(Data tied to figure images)
[START]

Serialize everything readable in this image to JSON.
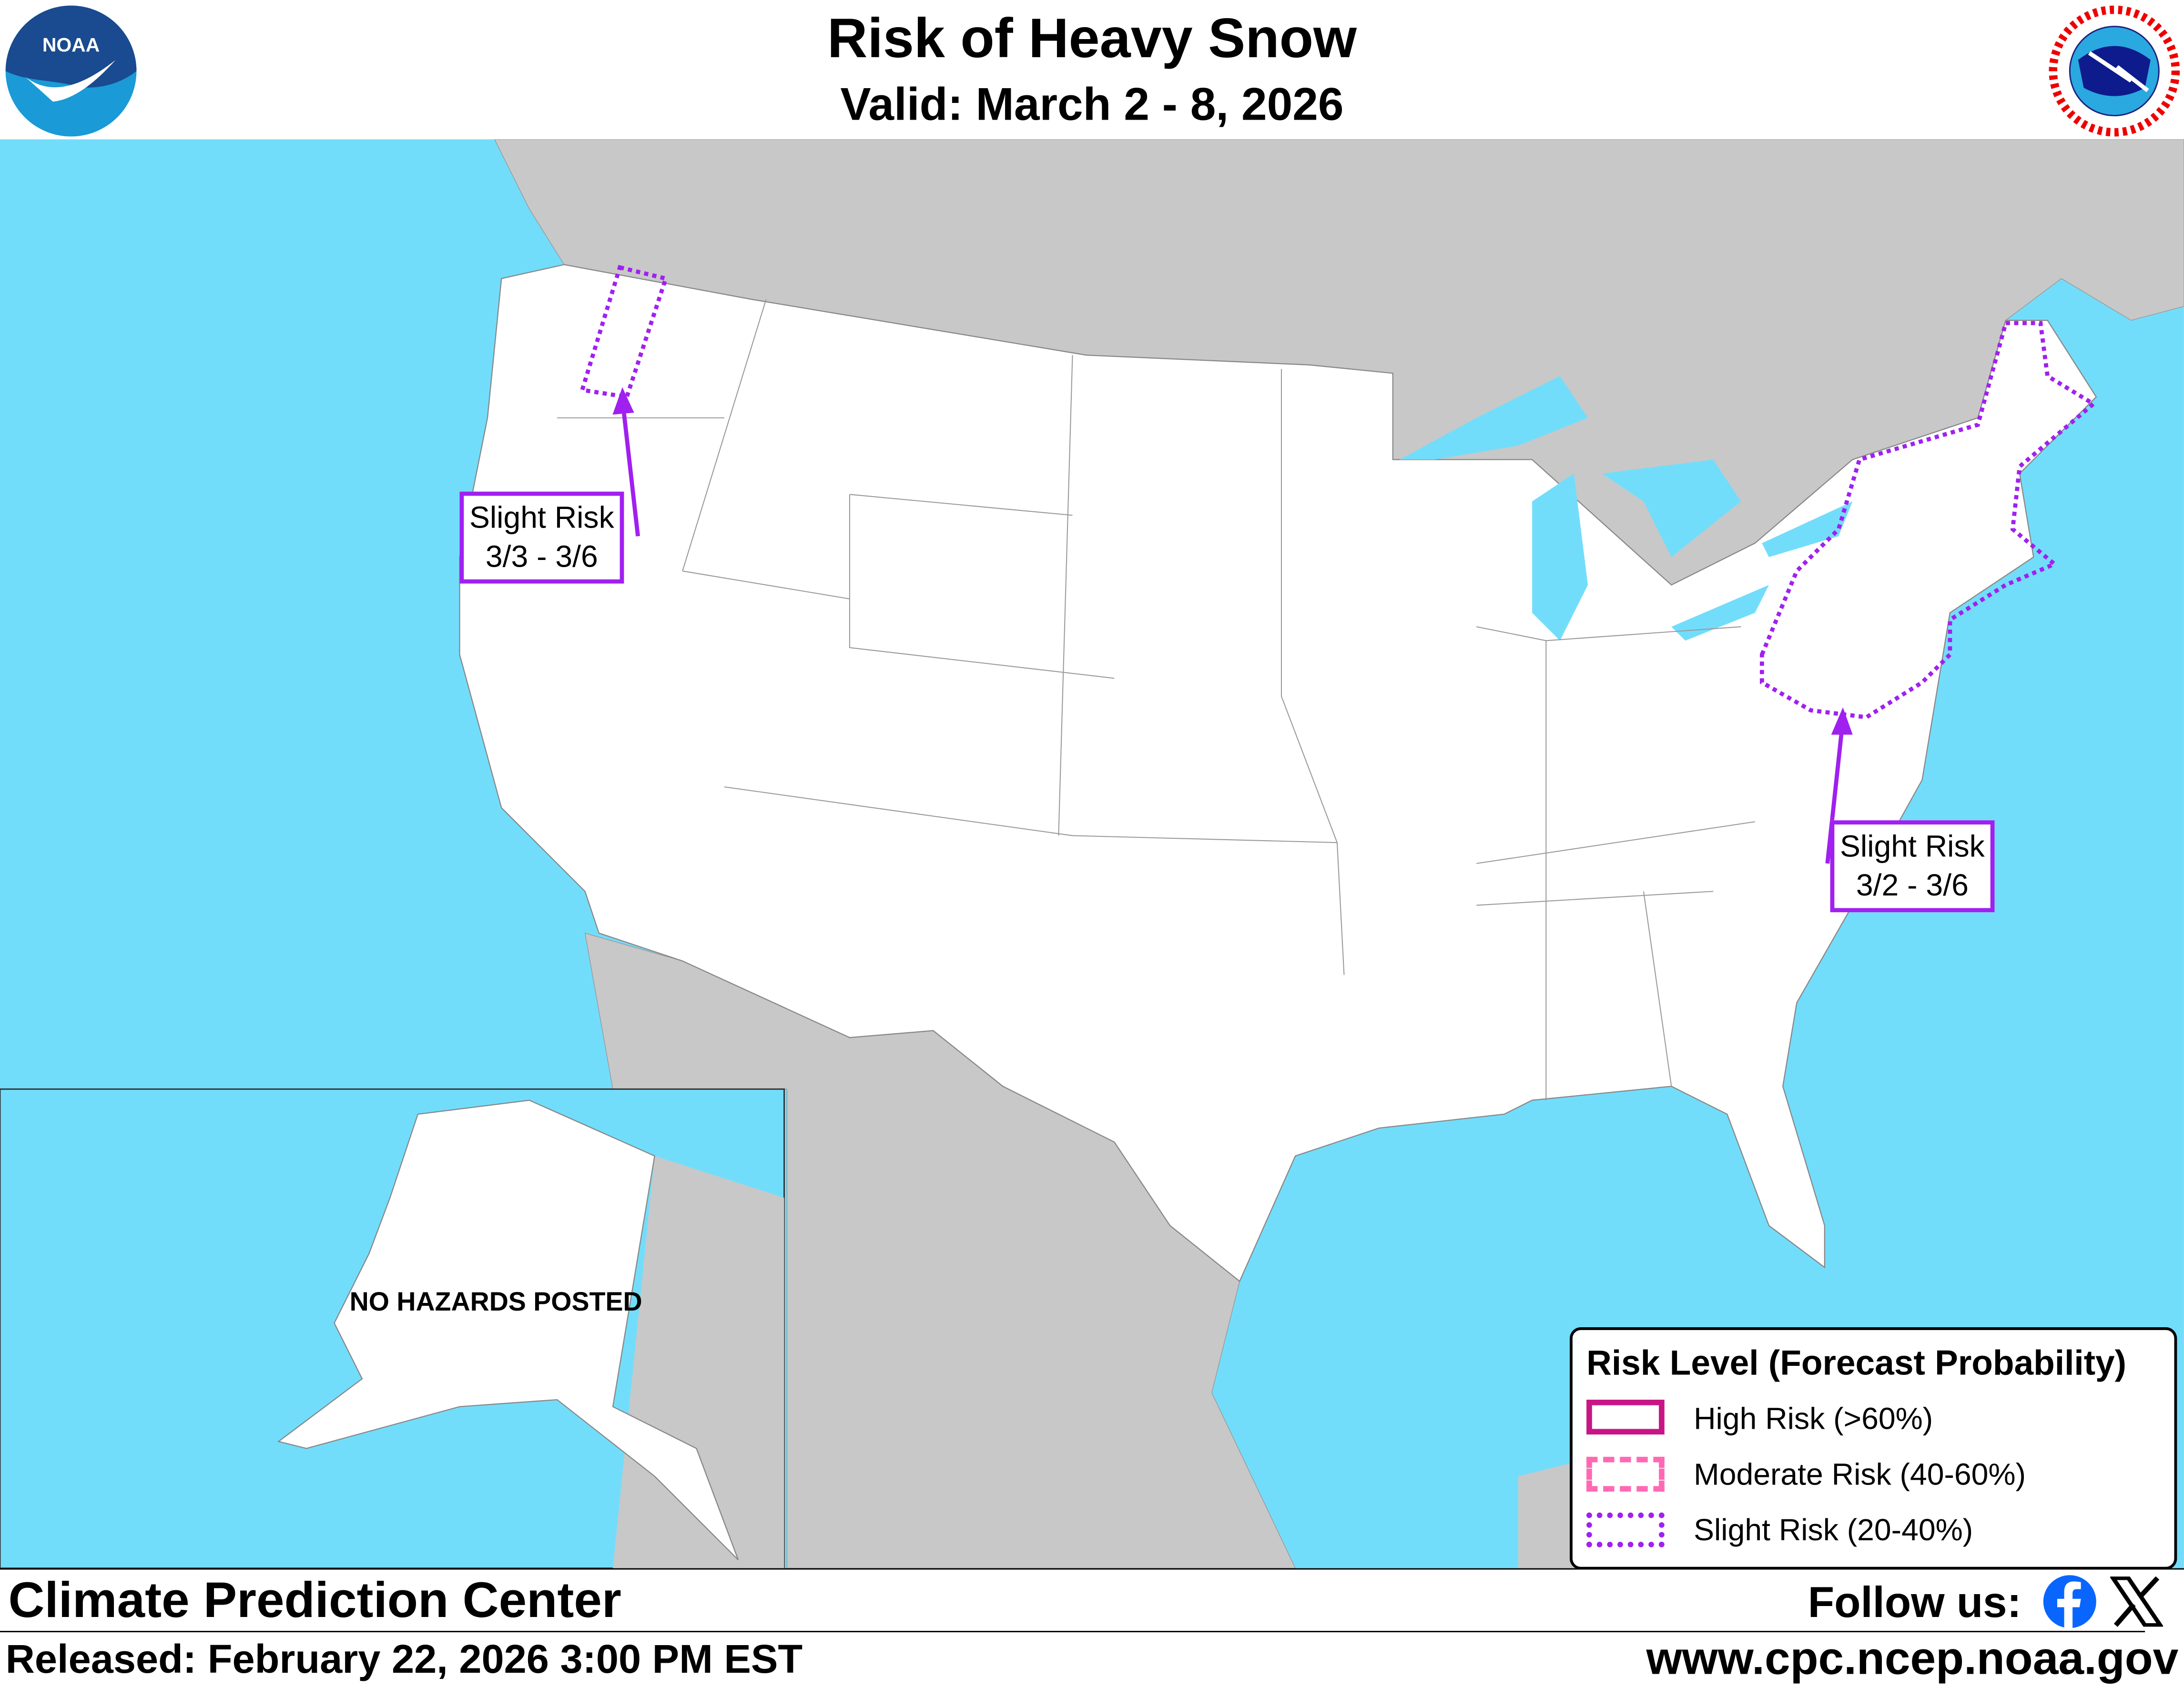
{
  "header": {
    "title": "Risk of Heavy Snow",
    "subtitle": "Valid: March 2 - 8, 2026",
    "left_logo": "NOAA",
    "right_logo": "NATIONAL WEATHER SERVICE"
  },
  "map": {
    "colors": {
      "ocean": "#72ddfb",
      "foreign_land": "#c8c8c8",
      "us_land": "#ffffff",
      "slight_risk": "#a020f0",
      "moderate_risk": "#ff69b4",
      "high_risk": "#c71585"
    },
    "callouts": [
      {
        "line1": "Slight Risk",
        "line2": "3/3 - 3/6"
      },
      {
        "line1": "Slight Risk",
        "line2": "3/2 - 3/6"
      }
    ],
    "alaska_note": "NO HAZARDS POSTED"
  },
  "legend": {
    "title": "Risk Level (Forecast Probability)",
    "items": [
      {
        "label": "High Risk (>60%)",
        "style": "solid",
        "color": "#c71585"
      },
      {
        "label": "Moderate Risk (40-60%)",
        "style": "dashed",
        "color": "#ff69b4"
      },
      {
        "label": "Slight Risk (20-40%)",
        "style": "dotted",
        "color": "#a020f0"
      }
    ]
  },
  "footer": {
    "org": "Climate Prediction Center",
    "released": "Released: February 22, 2026 3:00 PM EST",
    "follow": "Follow us:",
    "url": "www.cpc.ncep.noaa.gov",
    "social": [
      "facebook-icon",
      "x-icon"
    ]
  }
}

[END]

Give an exact copy of the material, leaving out every picture.

Serialize everything readable in this image to JSON.
{
  "header": {
    "title": "Risk of Heavy Snow",
    "subtitle": "Valid: March 2 - 8, 2026",
    "left_logo": "NOAA",
    "right_logo": "NATIONAL WEATHER SERVICE"
  },
  "map": {
    "colors": {
      "ocean": "#72ddfb",
      "foreign_land": "#c8c8c8",
      "us_land": "#ffffff",
      "slight_risk": "#a020f0",
      "moderate_risk": "#ff69b4",
      "high_risk": "#c71585"
    },
    "callouts": [
      {
        "line1": "Slight Risk",
        "line2": "3/3 - 3/6"
      },
      {
        "line1": "Slight Risk",
        "line2": "3/2 - 3/6"
      }
    ],
    "alaska_note": "NO HAZARDS POSTED"
  },
  "legend": {
    "title": "Risk Level (Forecast Probability)",
    "items": [
      {
        "label": "High Risk (>60%)",
        "style": "solid",
        "color": "#c71585"
      },
      {
        "label": "Moderate Risk (40-60%)",
        "style": "dashed",
        "color": "#ff69b4"
      },
      {
        "label": "Slight Risk (20-40%)",
        "style": "dotted",
        "color": "#a020f0"
      }
    ]
  },
  "footer": {
    "org": "Climate Prediction Center",
    "released": "Released: February 22, 2026 3:00 PM EST",
    "follow": "Follow us:",
    "url": "www.cpc.ncep.noaa.gov",
    "social": [
      "facebook-icon",
      "x-icon"
    ]
  }
}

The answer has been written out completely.